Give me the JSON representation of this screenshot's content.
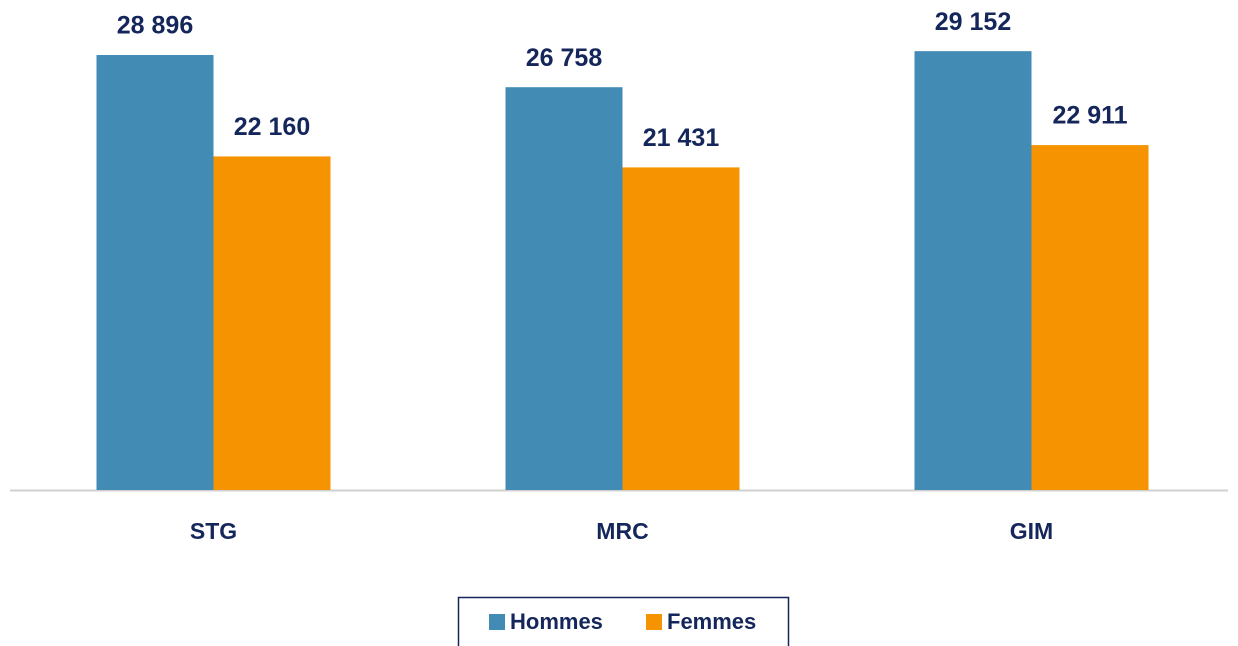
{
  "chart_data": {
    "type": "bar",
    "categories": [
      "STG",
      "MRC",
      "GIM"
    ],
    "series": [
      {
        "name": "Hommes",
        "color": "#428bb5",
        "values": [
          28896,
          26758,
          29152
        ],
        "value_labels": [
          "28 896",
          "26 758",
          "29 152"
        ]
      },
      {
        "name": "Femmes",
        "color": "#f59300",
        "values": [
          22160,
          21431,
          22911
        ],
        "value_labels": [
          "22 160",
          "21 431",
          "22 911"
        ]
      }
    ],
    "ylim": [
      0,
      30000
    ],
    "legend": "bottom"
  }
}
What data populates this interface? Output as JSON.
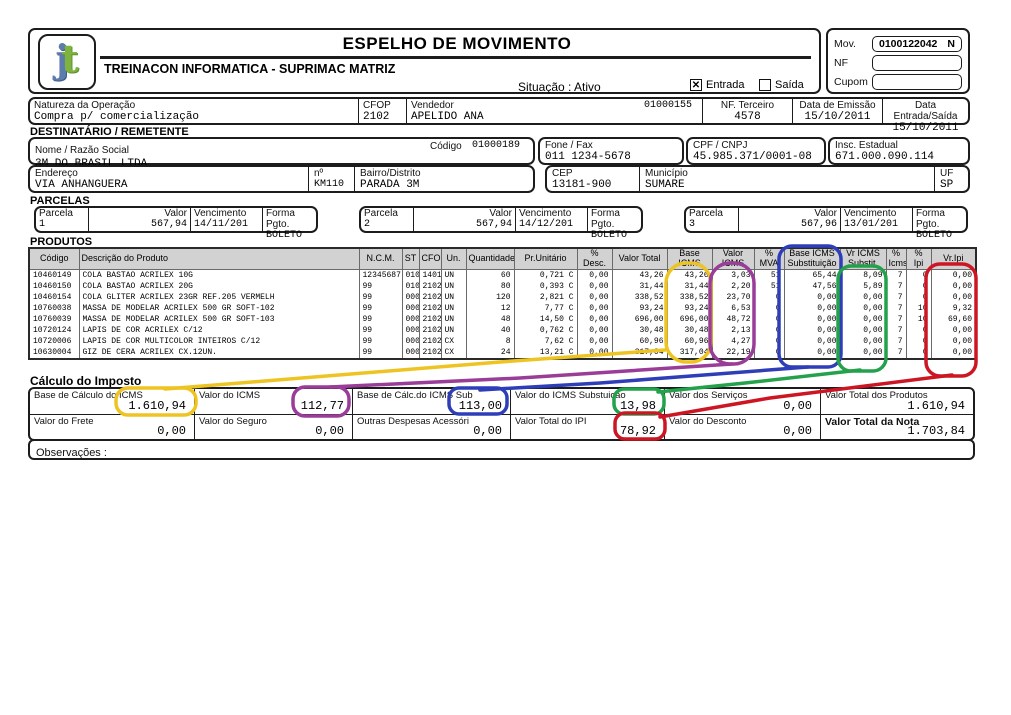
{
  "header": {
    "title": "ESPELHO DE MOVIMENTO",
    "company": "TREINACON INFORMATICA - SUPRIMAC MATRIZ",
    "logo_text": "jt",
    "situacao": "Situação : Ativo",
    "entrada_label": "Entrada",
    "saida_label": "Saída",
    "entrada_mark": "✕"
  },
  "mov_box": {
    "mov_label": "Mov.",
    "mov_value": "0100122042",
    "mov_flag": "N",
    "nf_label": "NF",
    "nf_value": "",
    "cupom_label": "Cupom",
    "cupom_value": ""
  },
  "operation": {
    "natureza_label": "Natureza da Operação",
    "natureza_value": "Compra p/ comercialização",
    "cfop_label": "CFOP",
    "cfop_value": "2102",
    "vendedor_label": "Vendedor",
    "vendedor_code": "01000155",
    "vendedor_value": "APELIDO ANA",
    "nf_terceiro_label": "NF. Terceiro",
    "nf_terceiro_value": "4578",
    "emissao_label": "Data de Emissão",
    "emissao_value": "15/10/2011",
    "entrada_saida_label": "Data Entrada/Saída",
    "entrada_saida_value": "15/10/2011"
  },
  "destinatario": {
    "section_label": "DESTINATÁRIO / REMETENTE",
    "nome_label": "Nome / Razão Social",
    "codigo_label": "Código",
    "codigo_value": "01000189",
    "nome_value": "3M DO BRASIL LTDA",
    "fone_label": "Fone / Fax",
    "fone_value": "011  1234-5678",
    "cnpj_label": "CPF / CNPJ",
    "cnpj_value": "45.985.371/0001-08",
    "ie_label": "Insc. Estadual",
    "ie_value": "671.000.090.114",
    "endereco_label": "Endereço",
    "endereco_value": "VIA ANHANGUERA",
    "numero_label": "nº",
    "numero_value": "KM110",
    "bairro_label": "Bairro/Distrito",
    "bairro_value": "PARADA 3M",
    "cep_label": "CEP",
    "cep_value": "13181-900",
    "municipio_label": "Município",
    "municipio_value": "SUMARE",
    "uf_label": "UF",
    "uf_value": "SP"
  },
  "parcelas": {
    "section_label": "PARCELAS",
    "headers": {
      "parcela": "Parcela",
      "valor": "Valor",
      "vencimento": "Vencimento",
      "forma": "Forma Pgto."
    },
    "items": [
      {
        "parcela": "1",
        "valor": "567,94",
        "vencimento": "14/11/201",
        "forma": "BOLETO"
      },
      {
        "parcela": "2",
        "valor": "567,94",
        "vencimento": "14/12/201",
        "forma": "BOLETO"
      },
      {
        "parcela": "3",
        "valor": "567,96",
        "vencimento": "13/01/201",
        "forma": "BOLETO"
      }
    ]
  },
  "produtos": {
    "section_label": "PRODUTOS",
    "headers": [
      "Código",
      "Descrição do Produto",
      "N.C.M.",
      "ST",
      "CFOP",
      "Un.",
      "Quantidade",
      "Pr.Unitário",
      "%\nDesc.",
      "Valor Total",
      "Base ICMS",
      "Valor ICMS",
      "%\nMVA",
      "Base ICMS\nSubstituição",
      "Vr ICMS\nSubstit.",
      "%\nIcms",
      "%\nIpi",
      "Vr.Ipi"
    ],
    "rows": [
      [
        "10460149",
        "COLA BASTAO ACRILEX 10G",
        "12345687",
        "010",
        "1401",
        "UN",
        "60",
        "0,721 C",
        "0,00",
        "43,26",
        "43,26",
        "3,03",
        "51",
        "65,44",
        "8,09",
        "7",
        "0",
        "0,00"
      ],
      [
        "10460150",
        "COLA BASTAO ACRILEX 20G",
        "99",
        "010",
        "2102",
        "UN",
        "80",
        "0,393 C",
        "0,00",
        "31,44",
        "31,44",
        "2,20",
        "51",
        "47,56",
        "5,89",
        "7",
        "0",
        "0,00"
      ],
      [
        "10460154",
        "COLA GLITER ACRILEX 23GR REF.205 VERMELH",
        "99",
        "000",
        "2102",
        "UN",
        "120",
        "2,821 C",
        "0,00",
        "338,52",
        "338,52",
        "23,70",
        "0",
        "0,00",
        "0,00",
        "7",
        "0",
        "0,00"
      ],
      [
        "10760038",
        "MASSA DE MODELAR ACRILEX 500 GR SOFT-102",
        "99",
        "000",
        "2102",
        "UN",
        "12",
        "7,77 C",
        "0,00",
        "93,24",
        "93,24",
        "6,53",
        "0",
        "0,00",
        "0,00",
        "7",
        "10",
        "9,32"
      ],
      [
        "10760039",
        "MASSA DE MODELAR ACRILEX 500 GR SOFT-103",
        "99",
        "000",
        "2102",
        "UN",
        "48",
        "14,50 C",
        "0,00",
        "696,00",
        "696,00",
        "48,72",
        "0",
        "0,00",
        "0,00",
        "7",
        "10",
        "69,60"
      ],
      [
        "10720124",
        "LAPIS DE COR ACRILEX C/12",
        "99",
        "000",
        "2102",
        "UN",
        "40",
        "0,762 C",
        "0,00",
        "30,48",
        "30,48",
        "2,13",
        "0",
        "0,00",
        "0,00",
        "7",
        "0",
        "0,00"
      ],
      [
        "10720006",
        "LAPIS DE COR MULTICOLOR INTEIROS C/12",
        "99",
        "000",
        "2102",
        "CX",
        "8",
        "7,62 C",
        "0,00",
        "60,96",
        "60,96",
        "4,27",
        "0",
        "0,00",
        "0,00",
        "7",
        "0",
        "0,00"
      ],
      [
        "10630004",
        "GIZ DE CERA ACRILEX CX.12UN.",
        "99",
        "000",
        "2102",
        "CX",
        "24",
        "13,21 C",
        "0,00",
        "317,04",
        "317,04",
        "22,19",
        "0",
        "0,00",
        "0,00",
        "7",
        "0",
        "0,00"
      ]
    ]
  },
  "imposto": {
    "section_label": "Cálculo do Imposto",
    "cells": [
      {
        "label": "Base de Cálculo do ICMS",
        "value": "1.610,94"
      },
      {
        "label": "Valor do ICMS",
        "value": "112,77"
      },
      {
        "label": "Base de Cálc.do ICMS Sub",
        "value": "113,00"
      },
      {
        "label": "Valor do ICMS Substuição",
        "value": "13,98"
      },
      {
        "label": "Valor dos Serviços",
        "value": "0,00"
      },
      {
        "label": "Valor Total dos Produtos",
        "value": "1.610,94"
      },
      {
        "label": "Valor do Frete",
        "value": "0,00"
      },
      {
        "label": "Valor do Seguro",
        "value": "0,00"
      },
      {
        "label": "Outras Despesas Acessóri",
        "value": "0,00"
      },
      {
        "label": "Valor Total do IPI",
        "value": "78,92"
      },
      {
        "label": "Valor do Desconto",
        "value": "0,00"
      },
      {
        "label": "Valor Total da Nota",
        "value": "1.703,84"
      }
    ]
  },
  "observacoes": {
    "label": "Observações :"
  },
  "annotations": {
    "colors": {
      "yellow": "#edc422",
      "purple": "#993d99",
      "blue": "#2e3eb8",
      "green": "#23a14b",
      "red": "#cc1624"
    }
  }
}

* * *

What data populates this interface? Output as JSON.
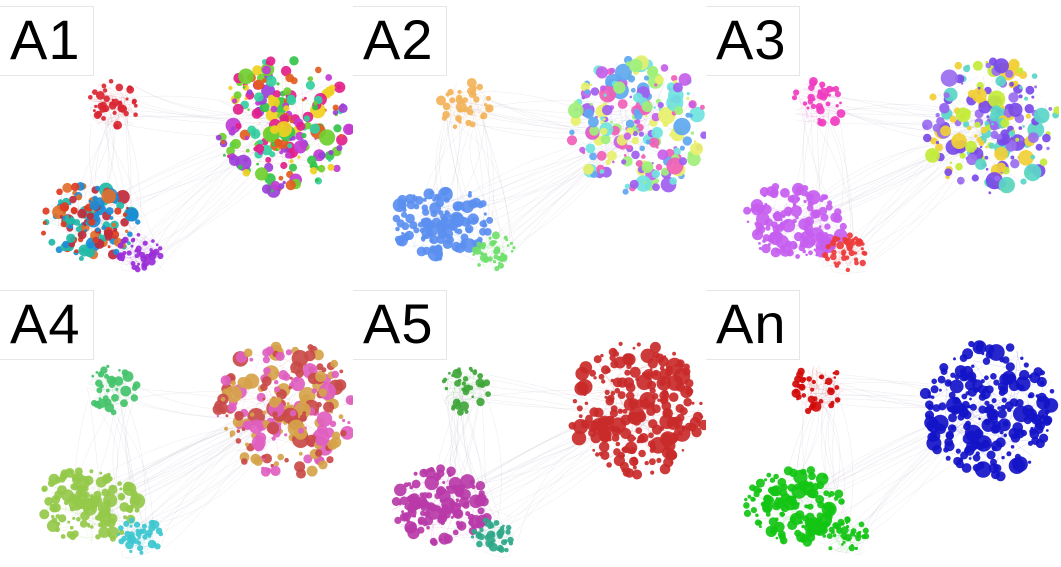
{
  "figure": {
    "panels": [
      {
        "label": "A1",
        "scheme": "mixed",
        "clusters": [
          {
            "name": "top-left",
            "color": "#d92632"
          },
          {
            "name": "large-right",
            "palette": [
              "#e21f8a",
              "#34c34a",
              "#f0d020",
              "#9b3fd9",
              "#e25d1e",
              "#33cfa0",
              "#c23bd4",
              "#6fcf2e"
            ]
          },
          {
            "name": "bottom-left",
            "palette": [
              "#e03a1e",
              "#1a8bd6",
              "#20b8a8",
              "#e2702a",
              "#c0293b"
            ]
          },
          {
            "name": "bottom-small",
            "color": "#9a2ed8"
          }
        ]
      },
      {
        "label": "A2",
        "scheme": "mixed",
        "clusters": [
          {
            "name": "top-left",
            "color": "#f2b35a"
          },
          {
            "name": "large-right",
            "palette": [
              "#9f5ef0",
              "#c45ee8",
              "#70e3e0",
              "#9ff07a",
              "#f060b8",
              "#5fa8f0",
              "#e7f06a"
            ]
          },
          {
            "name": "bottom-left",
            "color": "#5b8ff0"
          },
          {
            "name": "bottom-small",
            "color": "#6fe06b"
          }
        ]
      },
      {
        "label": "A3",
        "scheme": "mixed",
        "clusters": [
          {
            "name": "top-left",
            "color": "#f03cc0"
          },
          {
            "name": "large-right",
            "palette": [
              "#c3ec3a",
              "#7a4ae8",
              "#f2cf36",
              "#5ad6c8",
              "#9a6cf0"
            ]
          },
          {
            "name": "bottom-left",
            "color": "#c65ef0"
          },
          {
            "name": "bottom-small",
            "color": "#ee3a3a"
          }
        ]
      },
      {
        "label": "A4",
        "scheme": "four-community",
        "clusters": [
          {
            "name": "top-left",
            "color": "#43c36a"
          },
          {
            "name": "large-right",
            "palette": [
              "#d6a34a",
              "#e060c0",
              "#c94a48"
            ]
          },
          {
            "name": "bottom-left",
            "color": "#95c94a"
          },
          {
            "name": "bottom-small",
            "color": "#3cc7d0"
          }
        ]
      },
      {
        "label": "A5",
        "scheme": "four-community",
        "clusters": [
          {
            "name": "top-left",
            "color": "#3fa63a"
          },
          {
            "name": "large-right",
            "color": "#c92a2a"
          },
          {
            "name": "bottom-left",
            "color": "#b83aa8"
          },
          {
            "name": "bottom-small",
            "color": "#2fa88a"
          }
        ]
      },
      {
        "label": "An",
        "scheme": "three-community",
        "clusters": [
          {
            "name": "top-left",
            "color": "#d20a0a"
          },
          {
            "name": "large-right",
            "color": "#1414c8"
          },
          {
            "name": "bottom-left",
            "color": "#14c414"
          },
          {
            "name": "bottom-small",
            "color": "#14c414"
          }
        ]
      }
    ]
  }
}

* * *

**Stated problem**
Out of the material above, gather each line where "MODELAR" appears.

**Response**
        "MASSA DE MODELAR ACRILEX 500 GR SOFT-102",
        "MASSA DE MODELAR ACRILEX 500 GR SOFT-103",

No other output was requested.